* **Directive**: Return the records below from the line containing "Serialize everything readable" onward, exactly, through and including the last line.

(Saved data entries)
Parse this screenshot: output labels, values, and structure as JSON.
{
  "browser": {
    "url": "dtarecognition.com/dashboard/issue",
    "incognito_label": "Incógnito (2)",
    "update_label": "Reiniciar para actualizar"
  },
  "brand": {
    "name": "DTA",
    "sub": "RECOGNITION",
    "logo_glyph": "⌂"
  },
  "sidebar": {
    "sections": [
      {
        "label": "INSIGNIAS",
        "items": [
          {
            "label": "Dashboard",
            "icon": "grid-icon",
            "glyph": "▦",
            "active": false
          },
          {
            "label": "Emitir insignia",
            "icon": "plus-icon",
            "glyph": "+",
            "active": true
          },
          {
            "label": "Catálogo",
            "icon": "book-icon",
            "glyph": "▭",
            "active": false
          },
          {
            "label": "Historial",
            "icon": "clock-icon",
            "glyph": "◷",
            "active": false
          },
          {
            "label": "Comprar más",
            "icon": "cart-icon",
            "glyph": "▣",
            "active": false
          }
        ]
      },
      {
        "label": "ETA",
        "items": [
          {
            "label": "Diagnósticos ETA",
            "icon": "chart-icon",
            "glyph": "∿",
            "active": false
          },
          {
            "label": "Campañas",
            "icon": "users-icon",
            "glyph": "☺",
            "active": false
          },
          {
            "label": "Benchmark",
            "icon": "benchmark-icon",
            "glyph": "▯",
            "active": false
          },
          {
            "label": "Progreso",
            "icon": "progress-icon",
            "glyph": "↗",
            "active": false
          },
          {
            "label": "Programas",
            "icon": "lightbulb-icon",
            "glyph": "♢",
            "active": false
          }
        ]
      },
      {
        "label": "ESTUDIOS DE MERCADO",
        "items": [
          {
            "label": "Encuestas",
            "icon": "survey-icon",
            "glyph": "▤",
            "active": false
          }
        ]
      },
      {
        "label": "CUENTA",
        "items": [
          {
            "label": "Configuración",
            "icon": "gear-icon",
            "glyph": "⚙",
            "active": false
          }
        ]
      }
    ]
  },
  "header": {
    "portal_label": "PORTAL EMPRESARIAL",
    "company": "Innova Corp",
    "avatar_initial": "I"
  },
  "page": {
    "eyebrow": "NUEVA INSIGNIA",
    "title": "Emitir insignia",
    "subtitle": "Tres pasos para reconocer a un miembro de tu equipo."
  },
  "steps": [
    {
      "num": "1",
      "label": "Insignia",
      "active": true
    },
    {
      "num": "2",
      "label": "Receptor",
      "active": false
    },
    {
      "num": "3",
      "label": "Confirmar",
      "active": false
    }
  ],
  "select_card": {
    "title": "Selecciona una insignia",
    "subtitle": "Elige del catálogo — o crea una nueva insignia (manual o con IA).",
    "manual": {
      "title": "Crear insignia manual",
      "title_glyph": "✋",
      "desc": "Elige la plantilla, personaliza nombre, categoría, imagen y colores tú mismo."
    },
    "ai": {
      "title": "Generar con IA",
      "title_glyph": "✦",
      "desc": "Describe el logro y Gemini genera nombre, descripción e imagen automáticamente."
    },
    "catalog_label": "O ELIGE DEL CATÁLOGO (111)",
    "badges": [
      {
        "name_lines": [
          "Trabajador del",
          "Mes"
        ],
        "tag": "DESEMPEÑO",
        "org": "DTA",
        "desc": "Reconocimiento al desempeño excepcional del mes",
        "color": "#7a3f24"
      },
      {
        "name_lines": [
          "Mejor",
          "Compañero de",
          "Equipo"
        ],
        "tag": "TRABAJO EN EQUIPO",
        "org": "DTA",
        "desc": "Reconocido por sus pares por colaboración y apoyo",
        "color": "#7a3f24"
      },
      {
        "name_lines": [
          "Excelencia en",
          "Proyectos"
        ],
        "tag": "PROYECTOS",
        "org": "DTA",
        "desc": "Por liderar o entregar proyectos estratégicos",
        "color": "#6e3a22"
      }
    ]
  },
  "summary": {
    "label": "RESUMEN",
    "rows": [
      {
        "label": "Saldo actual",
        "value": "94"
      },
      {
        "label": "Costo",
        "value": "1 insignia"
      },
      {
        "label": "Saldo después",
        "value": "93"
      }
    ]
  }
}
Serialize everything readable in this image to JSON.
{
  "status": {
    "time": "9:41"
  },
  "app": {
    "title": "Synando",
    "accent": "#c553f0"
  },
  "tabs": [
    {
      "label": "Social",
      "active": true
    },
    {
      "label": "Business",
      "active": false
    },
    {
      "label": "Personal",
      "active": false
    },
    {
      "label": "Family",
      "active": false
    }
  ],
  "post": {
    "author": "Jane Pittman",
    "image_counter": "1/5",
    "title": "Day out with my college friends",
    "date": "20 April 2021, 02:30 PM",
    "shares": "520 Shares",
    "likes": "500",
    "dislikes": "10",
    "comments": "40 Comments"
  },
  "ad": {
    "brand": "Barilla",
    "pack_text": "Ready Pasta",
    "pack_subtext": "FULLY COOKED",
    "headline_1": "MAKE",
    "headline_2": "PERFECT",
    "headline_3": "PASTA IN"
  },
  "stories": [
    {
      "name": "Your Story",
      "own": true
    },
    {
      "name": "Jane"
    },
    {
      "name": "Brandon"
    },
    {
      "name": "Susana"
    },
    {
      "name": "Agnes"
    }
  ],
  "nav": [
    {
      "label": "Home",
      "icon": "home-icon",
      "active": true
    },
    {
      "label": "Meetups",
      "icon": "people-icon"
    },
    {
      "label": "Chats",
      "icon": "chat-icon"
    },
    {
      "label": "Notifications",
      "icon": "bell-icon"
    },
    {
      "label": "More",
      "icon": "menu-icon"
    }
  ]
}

* **Written response**:
Serialize everything readable in this image to JSON.
{
  "status": {
    "time": "9:41"
  },
  "app": {
    "title": "Synando",
    "accent": "#c553f0"
  },
  "tabs": [
    {
      "label": "Social",
      "active": true
    },
    {
      "label": "Business",
      "active": false
    },
    {
      "label": "Personal",
      "active": false
    },
    {
      "label": "Family",
      "active": false
    }
  ],
  "post": {
    "author": "Jane Pittman",
    "image_counter": "1/5",
    "title": "Day out with my college friends",
    "date": "20 April 2021, 02:30 PM",
    "shares": "520 Shares",
    "likes": "500",
    "dislikes": "10",
    "comments": "40 Comments"
  },
  "ad": {
    "brand": "Barilla",
    "pack_text": "Ready Pasta",
    "pack_subtext": "FULLY COOKED",
    "headline_1": "MAKE",
    "headline_2": "PERFECT",
    "headline_3": "PASTA IN"
  },
  "stories": [
    {
      "name": "Your Story",
      "own": true
    },
    {
      "name": "Jane"
    },
    {
      "name": "Brandon"
    },
    {
      "name": "Susana"
    },
    {
      "name": "Agnes"
    }
  ],
  "nav": [
    {
      "label": "Home",
      "icon": "home-icon",
      "active": true
    },
    {
      "label": "Meetups",
      "icon": "people-icon"
    },
    {
      "label": "Chats",
      "icon": "chat-icon"
    },
    {
      "label": "Notifications",
      "icon": "bell-icon"
    },
    {
      "label": "More",
      "icon": "menu-icon"
    }
  ]
}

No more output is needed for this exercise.